| STATED PROBLEM |
Gather all lines from the material that contain "trial".

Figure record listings
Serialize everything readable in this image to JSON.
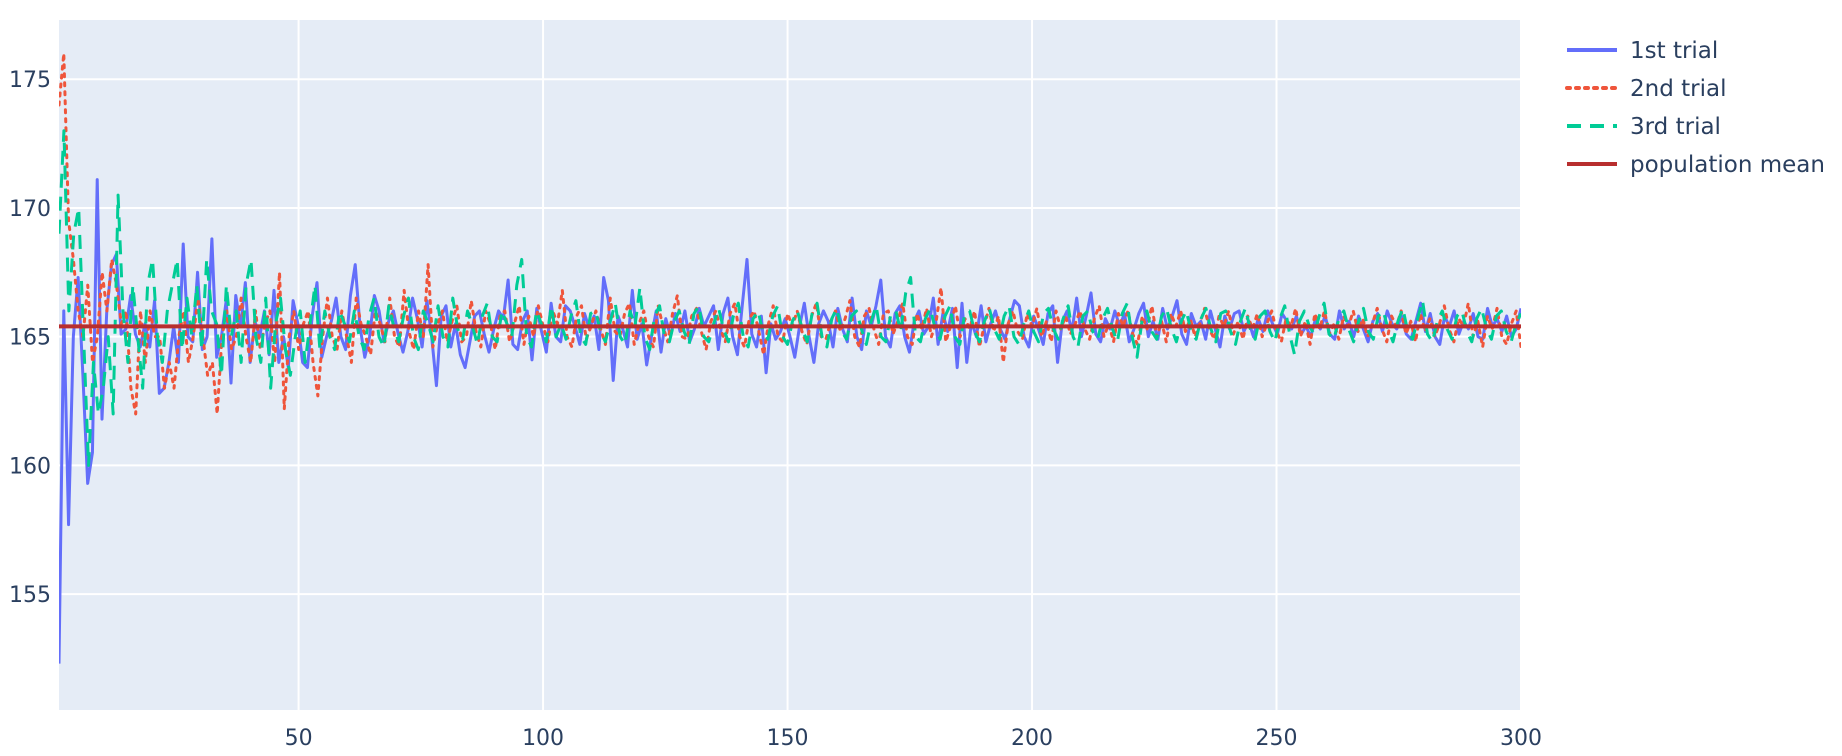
{
  "chart_data": {
    "type": "line",
    "title": "",
    "xlabel": "",
    "ylabel": "",
    "xlim": [
      1,
      300
    ],
    "ylim": [
      150.5,
      177.3
    ],
    "x_ticks": [
      50,
      100,
      150,
      200,
      250,
      300
    ],
    "y_ticks": [
      155,
      160,
      165,
      170,
      175
    ],
    "grid": true,
    "legend_position": "top-right",
    "series": [
      {
        "name": "1st trial",
        "color": "#636efa",
        "dash": "solid",
        "values": [
          152.3,
          166.0,
          157.7,
          165.0,
          167.3,
          163.5,
          159.3,
          160.5,
          171.1,
          161.8,
          166.0,
          167.8,
          168.2,
          165.1,
          165.3,
          166.6,
          165.1,
          164.6,
          165.5,
          164.6,
          166.4,
          162.8,
          163.0,
          164.0,
          165.4,
          164.0,
          168.6,
          165.0,
          164.8,
          167.5,
          164.5,
          165.0,
          168.8,
          164.2,
          165.0,
          166.4,
          163.2,
          166.6,
          165.4,
          167.1,
          164.0,
          165.6,
          165.0,
          166.0,
          164.3,
          166.8,
          164.0,
          165.0,
          163.8,
          166.4,
          165.5,
          164.0,
          163.8,
          165.8,
          167.1,
          164.2,
          165.0,
          165.6,
          166.5,
          165.0,
          164.5,
          166.6,
          167.8,
          165.4,
          164.2,
          165.0,
          166.6,
          166.0,
          164.8,
          165.6,
          166.0,
          165.1,
          164.4,
          165.2,
          166.5,
          165.7,
          164.6,
          166.4,
          165.0,
          163.1,
          165.8,
          166.2,
          164.6,
          165.5,
          164.3,
          163.8,
          164.8,
          165.8,
          166.0,
          165.1,
          164.4,
          165.3,
          166.0,
          165.7,
          167.2,
          164.7,
          164.5,
          165.6,
          166.0,
          164.1,
          166.1,
          165.2,
          164.4,
          166.3,
          165.0,
          164.8,
          166.2,
          166.0,
          165.4,
          164.7,
          165.9,
          165.3,
          165.8,
          164.5,
          167.3,
          166.4,
          163.3,
          165.8,
          165.3,
          164.6,
          166.8,
          164.9,
          165.5,
          163.9,
          165.0,
          166.0,
          164.4,
          165.7,
          165.0,
          165.9,
          165.2,
          166.0,
          164.8,
          165.3,
          166.1,
          165.4,
          165.8,
          166.2,
          164.5,
          165.9,
          166.5,
          165.0,
          164.3,
          166.2,
          168.0,
          165.1,
          164.6,
          165.8,
          163.6,
          165.5,
          164.9,
          165.2,
          165.7,
          165.0,
          164.2,
          165.4,
          166.3,
          165.0,
          164.0,
          165.5,
          166.0,
          165.6,
          164.6,
          166.1,
          165.3,
          164.8,
          166.5,
          165.0,
          164.5,
          166.0,
          165.4,
          166.2,
          167.2,
          165.0,
          164.6,
          165.9,
          166.2,
          165.0,
          164.4,
          165.6,
          166.0,
          165.1,
          165.4,
          166.5,
          164.7,
          165.9,
          165.2,
          166.1,
          163.8,
          166.3,
          164.0,
          165.6,
          165.0,
          166.2,
          164.8,
          165.5,
          166.0,
          165.3,
          164.9,
          165.7,
          166.4,
          166.2,
          165.0,
          164.6,
          165.8,
          165.3,
          164.7,
          165.9,
          166.2,
          164.0,
          165.6,
          166.0,
          165.2,
          166.5,
          165.0,
          165.8,
          166.7,
          165.1,
          164.8,
          165.7,
          165.3,
          166.0,
          165.4,
          165.9,
          164.8,
          165.3,
          165.9,
          166.3,
          165.0,
          165.6,
          164.9,
          166.1,
          165.3,
          165.8,
          166.4,
          165.1,
          164.7,
          165.9,
          165.4,
          165.6,
          164.9,
          166.0,
          165.3,
          164.6,
          165.8,
          165.3,
          165.9,
          166.0,
          165.2,
          165.6,
          165.0,
          165.7,
          165.2,
          166.0,
          165.5,
          165.1,
          165.9,
          165.6,
          165.3,
          165.8,
          165.1,
          165.4,
          165.0,
          165.7,
          165.3,
          165.8,
          165.1,
          164.9,
          166.0,
          165.3,
          165.6,
          165.0,
          165.8,
          165.3,
          164.8,
          165.6,
          165.9,
          165.2,
          166.0,
          165.5,
          165.3,
          165.8,
          165.1,
          164.9,
          165.6,
          166.3,
          165.2,
          165.9,
          165.0,
          164.7,
          165.8,
          165.4,
          166.0,
          165.1,
          165.6,
          165.3,
          165.9,
          165.0,
          164.9,
          166.1,
          165.4,
          165.7,
          165.2,
          165.8,
          165.0,
          165.3,
          166.1
        ]
      },
      {
        "name": "2nd trial",
        "color": "#ef553b",
        "dash": "dot",
        "values": [
          174.0,
          176.0,
          169.5,
          168.0,
          166.0,
          165.0,
          167.0,
          164.0,
          165.0,
          167.5,
          166.0,
          168.0,
          167.0,
          165.5,
          166.0,
          163.0,
          162.0,
          166.0,
          164.0,
          166.0,
          165.0,
          165.0,
          163.0,
          164.0,
          163.0,
          165.0,
          166.0,
          164.0,
          165.0,
          166.5,
          165.0,
          163.5,
          164.0,
          162.0,
          165.0,
          166.0,
          164.5,
          165.0,
          166.5,
          165.0,
          164.0,
          166.0,
          164.5,
          165.5,
          166.0,
          164.0,
          167.5,
          162.2,
          165.0,
          166.0,
          164.5,
          165.5,
          166.0,
          164.0,
          162.7,
          165.0,
          166.5,
          165.0,
          164.5,
          166.0,
          165.0,
          164.0,
          166.5,
          165.5,
          165.0,
          164.3,
          166.0,
          165.5,
          164.8,
          166.5,
          165.0,
          164.6,
          166.8,
          165.2,
          164.5,
          166.0,
          165.0,
          167.8,
          164.6,
          165.5,
          166.0,
          164.8,
          165.6,
          166.2,
          164.8,
          165.0,
          166.4,
          165.2,
          164.6,
          166.0,
          165.5,
          164.5,
          165.8,
          166.0,
          164.8,
          165.5,
          166.2,
          164.7,
          165.8,
          165.0,
          166.2,
          165.4,
          164.8,
          166.0,
          165.5,
          166.8,
          165.0,
          164.6,
          165.8,
          166.2,
          164.9,
          165.4,
          166.0,
          165.3,
          164.7,
          166.5,
          165.2,
          165.0,
          165.9,
          166.3,
          164.7,
          165.5,
          166.0,
          165.0,
          164.6,
          166.2,
          165.4,
          164.8,
          165.9,
          166.6,
          165.0,
          164.9,
          165.8,
          166.1,
          165.2,
          164.5,
          165.6,
          166.0,
          165.3,
          164.8,
          165.9,
          166.3,
          165.0,
          164.6,
          165.7,
          166.0,
          165.2,
          164.3,
          165.5,
          166.2,
          165.0,
          164.8,
          165.9,
          165.4,
          166.0,
          165.2,
          164.7,
          165.8,
          166.3,
          165.0,
          164.9,
          165.6,
          166.0,
          165.2,
          165.7,
          166.4,
          165.0,
          164.6,
          165.8,
          166.1,
          165.3,
          164.7,
          165.9,
          166.0,
          165.1,
          165.6,
          166.3,
          165.0,
          164.7,
          165.9,
          165.3,
          166.1,
          165.0,
          165.6,
          166.9,
          164.8,
          165.4,
          166.2,
          165.0,
          165.7,
          165.3,
          166.0,
          164.6,
          165.4,
          166.1,
          165.2,
          165.8,
          164.0,
          165.5,
          166.0,
          165.2,
          164.9,
          165.9,
          165.4,
          166.1,
          165.0,
          165.6,
          164.8,
          166.0,
          165.3,
          165.8,
          165.1,
          165.5,
          166.0,
          165.3,
          164.9,
          165.7,
          166.2,
          165.0,
          165.5,
          164.8,
          165.9,
          165.4,
          166.0,
          165.1,
          164.7,
          165.8,
          165.3,
          166.2,
          165.0,
          165.6,
          164.8,
          165.9,
          165.4,
          166.0,
          165.2,
          165.7,
          165.0,
          165.5,
          166.1,
          165.3,
          164.9,
          165.8,
          165.4,
          166.0,
          165.1,
          165.6,
          164.9,
          165.8,
          165.3,
          165.9,
          165.0,
          165.5,
          166.0,
          165.2,
          164.8,
          165.7,
          165.4,
          166.1,
          165.0,
          165.6,
          164.7,
          165.9,
          165.3,
          166.0,
          165.1,
          165.5,
          164.9,
          165.8,
          165.4,
          166.0,
          165.2,
          165.7,
          165.0,
          165.5,
          166.1,
          165.3,
          164.8,
          165.8,
          165.4,
          166.0,
          165.1,
          165.6,
          164.8,
          165.9,
          165.2,
          165.7,
          165.0,
          165.5,
          166.2,
          165.3,
          164.8,
          165.7,
          165.4,
          166.3,
          165.0,
          165.6,
          164.6,
          165.8,
          165.3,
          166.1,
          165.0,
          164.7,
          165.5,
          166.0,
          164.6
        ]
      },
      {
        "name": "3rd trial",
        "color": "#00cc96",
        "dash": "dash",
        "values": [
          169.0,
          173.0,
          166.0,
          169.0,
          170.0,
          165.0,
          160.0,
          164.0,
          162.0,
          163.0,
          165.0,
          162.0,
          170.5,
          166.0,
          164.0,
          167.0,
          165.0,
          163.0,
          167.0,
          168.0,
          165.0,
          164.0,
          166.0,
          167.0,
          168.0,
          164.5,
          166.5,
          165.0,
          167.0,
          164.5,
          168.0,
          166.0,
          165.5,
          163.5,
          167.0,
          165.0,
          166.0,
          164.0,
          167.0,
          168.0,
          165.0,
          164.0,
          166.5,
          163.0,
          165.5,
          166.5,
          164.5,
          163.5,
          165.0,
          166.0,
          164.0,
          165.5,
          167.0,
          164.5,
          166.0,
          165.0,
          164.5,
          166.0,
          165.5,
          164.8,
          166.0,
          165.0,
          164.5,
          165.8,
          166.5,
          165.0,
          164.6,
          166.2,
          165.4,
          164.8,
          165.8,
          166.5,
          165.0,
          164.5,
          166.0,
          165.5,
          164.8,
          166.2,
          165.0,
          164.6,
          166.5,
          165.3,
          164.9,
          166.0,
          165.4,
          164.7,
          165.8,
          166.3,
          165.0,
          164.8,
          166.0,
          165.5,
          165.0,
          167.0,
          168.0,
          165.0,
          164.6,
          166.0,
          165.5,
          164.8,
          166.2,
          165.0,
          165.5,
          164.9,
          165.8,
          166.4,
          165.0,
          164.7,
          165.9,
          166.0,
          165.2,
          164.8,
          165.6,
          166.3,
          165.0,
          164.7,
          166.0,
          165.4,
          166.9,
          165.0,
          164.5,
          165.8,
          166.2,
          165.0,
          164.8,
          165.6,
          166.0,
          165.2,
          164.7,
          165.9,
          166.2,
          165.0,
          164.8,
          165.5,
          166.1,
          165.3,
          164.8,
          165.8,
          166.3,
          165.0,
          164.6,
          165.7,
          166.0,
          165.2,
          164.9,
          165.8,
          166.2,
          165.0,
          164.7,
          165.6,
          166.0,
          165.3,
          164.8,
          165.9,
          166.3,
          165.0,
          164.6,
          165.7,
          166.1,
          165.2,
          164.9,
          165.8,
          166.0,
          165.3,
          164.7,
          165.6,
          166.2,
          165.0,
          164.8,
          165.9,
          166.0,
          165.2,
          166.7,
          167.3,
          165.0,
          164.8,
          165.7,
          166.1,
          165.3,
          164.9,
          165.8,
          166.2,
          165.0,
          164.7,
          165.9,
          166.0,
          165.2,
          164.8,
          165.6,
          166.1,
          165.3,
          164.9,
          165.8,
          166.2,
          165.0,
          164.7,
          165.5,
          166.0,
          165.2,
          164.8,
          165.9,
          166.1,
          165.3,
          164.9,
          165.7,
          166.2,
          165.0,
          164.6,
          165.8,
          166.0,
          165.2,
          164.9,
          165.7,
          166.1,
          165.3,
          164.8,
          165.9,
          166.3,
          165.0,
          164.2,
          165.6,
          166.0,
          165.2,
          164.9,
          165.8,
          166.1,
          165.3,
          164.8,
          165.6,
          166.0,
          165.2,
          164.9,
          165.7,
          166.1,
          165.3,
          164.8,
          165.9,
          166.0,
          165.2,
          164.7,
          165.6,
          166.1,
          165.3,
          164.9,
          165.8,
          166.0,
          165.2,
          164.8,
          165.7,
          166.2,
          165.1,
          164.3,
          165.6,
          166.0,
          165.4,
          165.1,
          165.8,
          166.3,
          165.1,
          164.9,
          165.7,
          166.0,
          165.3,
          164.8,
          165.6,
          166.1,
          165.2,
          164.9,
          165.8,
          166.0,
          165.3,
          164.8,
          165.6,
          166.1,
          165.2,
          164.9,
          165.7,
          166.4,
          165.1,
          164.8,
          165.6,
          166.0,
          165.3,
          164.9,
          165.8,
          166.0,
          165.2,
          164.8,
          165.7,
          166.1,
          165.3,
          164.9,
          165.8,
          166.0,
          165.2,
          164.8,
          165.5,
          165.9
        ]
      },
      {
        "name": "population mean",
        "color": "#b82e2e",
        "dash": "solid",
        "constant": 165.4
      }
    ]
  }
}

| REPLY |
        "name": "1st trial",
        "name": "2nd trial",
        "name": "3rd trial",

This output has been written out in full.